## BEGIN RECORD EXCERPTS

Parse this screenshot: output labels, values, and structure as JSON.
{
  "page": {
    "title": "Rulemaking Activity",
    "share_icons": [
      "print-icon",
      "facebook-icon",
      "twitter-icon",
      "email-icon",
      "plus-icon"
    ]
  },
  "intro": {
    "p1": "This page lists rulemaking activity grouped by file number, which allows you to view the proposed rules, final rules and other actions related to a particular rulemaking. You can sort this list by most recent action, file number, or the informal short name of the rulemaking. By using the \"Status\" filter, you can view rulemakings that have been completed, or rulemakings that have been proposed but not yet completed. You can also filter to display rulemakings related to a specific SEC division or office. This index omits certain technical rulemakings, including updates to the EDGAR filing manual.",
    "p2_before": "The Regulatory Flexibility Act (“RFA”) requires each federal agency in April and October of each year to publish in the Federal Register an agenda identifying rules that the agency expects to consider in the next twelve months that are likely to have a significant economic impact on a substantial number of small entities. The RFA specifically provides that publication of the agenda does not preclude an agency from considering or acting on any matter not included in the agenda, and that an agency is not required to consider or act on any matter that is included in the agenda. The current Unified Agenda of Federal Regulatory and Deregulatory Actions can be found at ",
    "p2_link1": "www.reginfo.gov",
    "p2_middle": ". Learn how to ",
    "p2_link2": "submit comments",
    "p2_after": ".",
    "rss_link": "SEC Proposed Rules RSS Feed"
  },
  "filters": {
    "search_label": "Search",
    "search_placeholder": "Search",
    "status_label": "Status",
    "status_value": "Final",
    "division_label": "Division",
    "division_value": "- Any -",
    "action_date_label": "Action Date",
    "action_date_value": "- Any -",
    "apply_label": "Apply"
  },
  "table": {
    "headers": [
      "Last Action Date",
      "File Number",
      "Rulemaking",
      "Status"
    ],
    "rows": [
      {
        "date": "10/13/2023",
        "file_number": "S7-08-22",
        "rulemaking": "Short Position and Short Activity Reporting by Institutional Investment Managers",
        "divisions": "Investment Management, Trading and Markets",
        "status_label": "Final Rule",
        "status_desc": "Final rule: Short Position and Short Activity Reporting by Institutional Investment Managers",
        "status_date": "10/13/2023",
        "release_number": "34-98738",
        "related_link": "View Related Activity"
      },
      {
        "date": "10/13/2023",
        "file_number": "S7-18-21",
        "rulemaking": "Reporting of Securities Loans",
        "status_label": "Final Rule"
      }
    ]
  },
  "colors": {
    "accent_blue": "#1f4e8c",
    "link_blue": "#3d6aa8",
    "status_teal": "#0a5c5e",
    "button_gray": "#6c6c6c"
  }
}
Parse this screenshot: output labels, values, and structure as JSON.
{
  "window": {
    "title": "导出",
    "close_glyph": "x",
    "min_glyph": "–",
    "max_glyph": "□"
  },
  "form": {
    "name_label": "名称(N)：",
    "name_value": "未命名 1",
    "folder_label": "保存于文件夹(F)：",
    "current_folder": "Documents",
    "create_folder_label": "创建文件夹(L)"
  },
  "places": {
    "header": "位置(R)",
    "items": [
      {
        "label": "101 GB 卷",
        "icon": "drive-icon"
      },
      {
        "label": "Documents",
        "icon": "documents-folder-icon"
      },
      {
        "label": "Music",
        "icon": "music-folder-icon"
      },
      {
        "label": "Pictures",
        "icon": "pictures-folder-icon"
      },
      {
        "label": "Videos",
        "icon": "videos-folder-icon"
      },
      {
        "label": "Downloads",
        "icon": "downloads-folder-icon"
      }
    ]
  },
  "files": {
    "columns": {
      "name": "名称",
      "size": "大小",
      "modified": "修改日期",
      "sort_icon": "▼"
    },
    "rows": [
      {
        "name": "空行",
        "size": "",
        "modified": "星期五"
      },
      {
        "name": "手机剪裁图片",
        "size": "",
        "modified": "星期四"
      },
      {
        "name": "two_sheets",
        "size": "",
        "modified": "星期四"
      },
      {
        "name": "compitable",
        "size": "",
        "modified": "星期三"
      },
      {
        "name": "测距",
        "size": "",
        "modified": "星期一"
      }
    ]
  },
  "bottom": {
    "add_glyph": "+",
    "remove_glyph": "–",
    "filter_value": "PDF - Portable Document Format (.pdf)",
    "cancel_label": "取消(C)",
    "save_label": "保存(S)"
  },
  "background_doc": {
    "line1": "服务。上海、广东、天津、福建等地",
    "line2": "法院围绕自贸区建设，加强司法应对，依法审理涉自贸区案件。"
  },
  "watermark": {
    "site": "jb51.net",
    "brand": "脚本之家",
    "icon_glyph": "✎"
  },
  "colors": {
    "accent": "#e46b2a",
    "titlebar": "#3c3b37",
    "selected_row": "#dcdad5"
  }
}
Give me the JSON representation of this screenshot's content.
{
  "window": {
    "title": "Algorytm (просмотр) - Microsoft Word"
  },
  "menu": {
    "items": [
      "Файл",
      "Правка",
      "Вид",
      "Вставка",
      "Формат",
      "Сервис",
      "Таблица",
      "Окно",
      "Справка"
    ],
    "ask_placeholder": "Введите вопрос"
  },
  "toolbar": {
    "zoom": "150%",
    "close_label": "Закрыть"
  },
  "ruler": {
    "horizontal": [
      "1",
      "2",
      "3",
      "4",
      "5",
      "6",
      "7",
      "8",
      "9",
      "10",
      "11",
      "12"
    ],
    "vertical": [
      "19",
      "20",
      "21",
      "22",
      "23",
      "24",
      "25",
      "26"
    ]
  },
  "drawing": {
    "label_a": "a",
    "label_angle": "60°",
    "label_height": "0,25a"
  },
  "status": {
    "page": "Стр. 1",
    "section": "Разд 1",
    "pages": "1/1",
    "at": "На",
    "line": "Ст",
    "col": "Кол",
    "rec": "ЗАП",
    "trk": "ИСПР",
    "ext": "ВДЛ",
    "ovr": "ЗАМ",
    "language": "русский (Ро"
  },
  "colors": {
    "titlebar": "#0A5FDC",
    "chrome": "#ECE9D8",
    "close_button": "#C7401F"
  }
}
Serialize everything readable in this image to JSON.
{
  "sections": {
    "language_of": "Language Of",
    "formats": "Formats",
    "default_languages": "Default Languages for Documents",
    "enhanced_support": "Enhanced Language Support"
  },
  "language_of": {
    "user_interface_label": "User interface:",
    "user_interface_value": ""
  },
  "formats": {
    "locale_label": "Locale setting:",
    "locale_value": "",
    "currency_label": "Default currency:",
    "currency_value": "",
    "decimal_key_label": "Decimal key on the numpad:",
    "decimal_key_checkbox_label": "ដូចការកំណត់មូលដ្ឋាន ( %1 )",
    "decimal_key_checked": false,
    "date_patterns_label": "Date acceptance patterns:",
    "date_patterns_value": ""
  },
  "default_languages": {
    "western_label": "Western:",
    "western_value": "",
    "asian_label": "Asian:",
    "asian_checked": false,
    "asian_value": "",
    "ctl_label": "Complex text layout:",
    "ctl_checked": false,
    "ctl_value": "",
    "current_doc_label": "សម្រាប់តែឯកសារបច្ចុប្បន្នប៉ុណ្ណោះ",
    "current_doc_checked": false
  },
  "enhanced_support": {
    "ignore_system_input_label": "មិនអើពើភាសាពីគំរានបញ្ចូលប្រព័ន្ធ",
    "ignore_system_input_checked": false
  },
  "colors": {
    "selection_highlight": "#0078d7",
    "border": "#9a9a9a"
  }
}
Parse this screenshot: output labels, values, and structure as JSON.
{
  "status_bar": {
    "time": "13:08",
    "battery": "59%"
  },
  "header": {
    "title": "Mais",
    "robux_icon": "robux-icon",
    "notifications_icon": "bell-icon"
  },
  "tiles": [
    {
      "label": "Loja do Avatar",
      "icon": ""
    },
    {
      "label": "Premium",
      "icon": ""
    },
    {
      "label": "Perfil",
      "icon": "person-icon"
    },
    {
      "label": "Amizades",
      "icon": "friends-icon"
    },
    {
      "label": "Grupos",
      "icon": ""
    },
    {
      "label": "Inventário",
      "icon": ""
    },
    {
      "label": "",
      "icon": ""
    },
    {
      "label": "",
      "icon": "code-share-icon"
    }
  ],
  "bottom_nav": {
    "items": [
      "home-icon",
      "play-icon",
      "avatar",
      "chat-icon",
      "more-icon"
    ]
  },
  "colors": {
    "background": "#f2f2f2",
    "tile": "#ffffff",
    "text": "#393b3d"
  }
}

## END RECORD EXCERPTS

_DIRECTIVE_.
Go through the material and select each line with the string "false" in it.

_THE SOLUTION_.
    "decimal_key_checked": false,
    "asian_checked": false,
    "ctl_checked": false,
    "current_doc_checked": false
    "ignore_system_input_checked": false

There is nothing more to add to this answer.